* Start DATA TO PROCESS *

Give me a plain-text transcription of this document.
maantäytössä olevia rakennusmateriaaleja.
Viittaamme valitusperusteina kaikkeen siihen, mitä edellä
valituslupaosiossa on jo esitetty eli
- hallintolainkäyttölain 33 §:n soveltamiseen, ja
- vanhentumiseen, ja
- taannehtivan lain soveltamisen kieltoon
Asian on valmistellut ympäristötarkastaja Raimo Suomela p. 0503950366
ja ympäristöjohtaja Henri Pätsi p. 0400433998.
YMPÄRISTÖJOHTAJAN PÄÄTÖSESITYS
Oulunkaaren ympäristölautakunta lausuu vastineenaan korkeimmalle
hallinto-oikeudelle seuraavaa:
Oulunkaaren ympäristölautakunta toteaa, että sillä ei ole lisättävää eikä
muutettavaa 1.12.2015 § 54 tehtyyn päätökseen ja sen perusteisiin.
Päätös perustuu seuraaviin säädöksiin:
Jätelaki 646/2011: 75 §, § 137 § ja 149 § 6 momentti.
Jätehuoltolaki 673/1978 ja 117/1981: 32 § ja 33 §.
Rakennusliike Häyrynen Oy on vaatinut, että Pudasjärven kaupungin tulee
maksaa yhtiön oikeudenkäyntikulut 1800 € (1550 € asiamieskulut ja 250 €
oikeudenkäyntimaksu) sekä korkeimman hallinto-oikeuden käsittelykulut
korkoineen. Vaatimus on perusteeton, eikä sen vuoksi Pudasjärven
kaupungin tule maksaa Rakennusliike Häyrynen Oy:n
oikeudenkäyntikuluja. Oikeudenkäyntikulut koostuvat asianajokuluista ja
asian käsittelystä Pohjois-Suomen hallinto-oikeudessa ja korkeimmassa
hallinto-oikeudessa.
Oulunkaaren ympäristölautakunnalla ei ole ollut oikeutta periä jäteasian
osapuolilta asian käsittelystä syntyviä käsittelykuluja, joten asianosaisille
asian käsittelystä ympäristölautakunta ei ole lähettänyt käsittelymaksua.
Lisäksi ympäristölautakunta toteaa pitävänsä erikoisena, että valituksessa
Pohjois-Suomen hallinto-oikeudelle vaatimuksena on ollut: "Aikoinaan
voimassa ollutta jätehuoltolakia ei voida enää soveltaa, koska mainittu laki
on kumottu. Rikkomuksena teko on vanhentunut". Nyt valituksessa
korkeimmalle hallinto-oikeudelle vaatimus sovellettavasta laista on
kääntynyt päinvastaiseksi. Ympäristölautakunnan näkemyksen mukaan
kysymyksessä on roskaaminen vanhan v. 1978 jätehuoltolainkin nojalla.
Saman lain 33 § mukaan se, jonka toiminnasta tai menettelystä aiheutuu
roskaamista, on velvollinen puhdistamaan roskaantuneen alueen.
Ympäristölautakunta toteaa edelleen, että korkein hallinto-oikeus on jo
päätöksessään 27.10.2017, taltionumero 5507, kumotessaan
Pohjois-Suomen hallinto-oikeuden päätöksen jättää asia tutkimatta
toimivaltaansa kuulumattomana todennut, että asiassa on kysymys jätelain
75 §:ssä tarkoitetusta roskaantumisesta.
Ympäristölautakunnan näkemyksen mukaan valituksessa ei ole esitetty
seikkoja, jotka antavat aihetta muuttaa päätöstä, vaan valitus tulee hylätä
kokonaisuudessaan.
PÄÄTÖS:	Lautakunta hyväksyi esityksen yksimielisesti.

* End DATA TO PROCESS *

WHAT THE TASK REQUIRES.
Copy all of the data exactly.

RESPONSE BELOW.
Give me a plain-text transcription of this document.
maantäytössä olevia rakennusmateriaaleja.
Viittaamme valitusperusteina kaikkeen siihen, mitä edellä
valituslupaosiossa on jo esitetty eli
- hallintolainkäyttölain 33 §:n soveltamiseen, ja
- vanhentumiseen, ja
- taannehtivan lain soveltamisen kieltoon
Asian on valmistellut ympäristötarkastaja Raimo Suomela p. 0503950366
ja ympäristöjohtaja Henri Pätsi p. 0400433998.
YMPÄRISTÖJOHTAJAN PÄÄTÖSESITYS
Oulunkaaren ympäristölautakunta lausuu vastineenaan korkeimmalle
hallinto-oikeudelle seuraavaa:
Oulunkaaren ympäristölautakunta toteaa, että sillä ei ole lisättävää eikä
muutettavaa 1.12.2015 § 54 tehtyyn päätökseen ja sen perusteisiin.
Päätös perustuu seuraaviin säädöksiin:
Jätelaki 646/2011: 75 §, § 137 § ja 149 § 6 momentti.
Jätehuoltolaki 673/1978 ja 117/1981: 32 § ja 33 §.
Rakennusliike Häyrynen Oy on vaatinut, että Pudasjärven kaupungin tulee
maksaa yhtiön oikeudenkäyntikulut 1800 € (1550 € asiamieskulut ja 250 €
oikeudenkäyntimaksu) sekä korkeimman hallinto-oikeuden käsittelykulut
korkoineen. Vaatimus on perusteeton, eikä sen vuoksi Pudasjärven
kaupungin tule maksaa Rakennusliike Häyrynen Oy:n
oikeudenkäyntikuluja. Oikeudenkäyntikulut koostuvat asianajokuluista ja
asian käsittelystä Pohjois-Suomen hallinto-oikeudessa ja korkeimmassa
hallinto-oikeudessa.
Oulunkaaren ympäristölautakunnalla ei ole ollut oikeutta periä jäteasian
osapuolilta asian käsittelystä syntyviä käsittelykuluja, joten asianosaisille
asian käsittelystä ympäristölautakunta ei ole lähettänyt käsittelymaksua.
Lisäksi ympäristölautakunta toteaa pitävänsä erikoisena, että valituksessa
Pohjois-Suomen hallinto-oikeudelle vaatimuksena on ollut: "Aikoinaan
voimassa ollutta jätehuoltolakia ei voida enää soveltaa, koska mainittu laki
on kumottu. Rikkomuksena teko on vanhentunut". Nyt valituksessa
korkeimmalle hallinto-oikeudelle vaatimus sovellettavasta laista on
kääntynyt päinvastaiseksi. Ympäristölautakunnan näkemyksen mukaan
kysymyksessä on roskaaminen vanhan v. 1978 jätehuoltolainkin nojalla.
Saman lain 33 § mukaan se, jonka toiminnasta tai menettelystä aiheutuu
roskaamista, on velvollinen puhdistamaan roskaantuneen alueen.
Ympäristölautakunta toteaa edelleen, että korkein hallinto-oikeus on jo
päätöksessään 27.10.2017, taltionumero 5507, kumotessaan
Pohjois-Suomen hallinto-oikeuden päätöksen jättää asia tutkimatta
toimivaltaansa kuulumattomana todennut, että asiassa on kysymys jätelain
75 §:ssä tarkoitetusta roskaantumisesta.
Ympäristölautakunnan näkemyksen mukaan valituksessa ei ole esitetty
seikkoja, jotka antavat aihetta muuttaa päätöstä, vaan valitus tulee hylätä
kokonaisuudessaan.
PÄÄTÖS:	Lautakunta hyväksyi esityksen yksimielisesti.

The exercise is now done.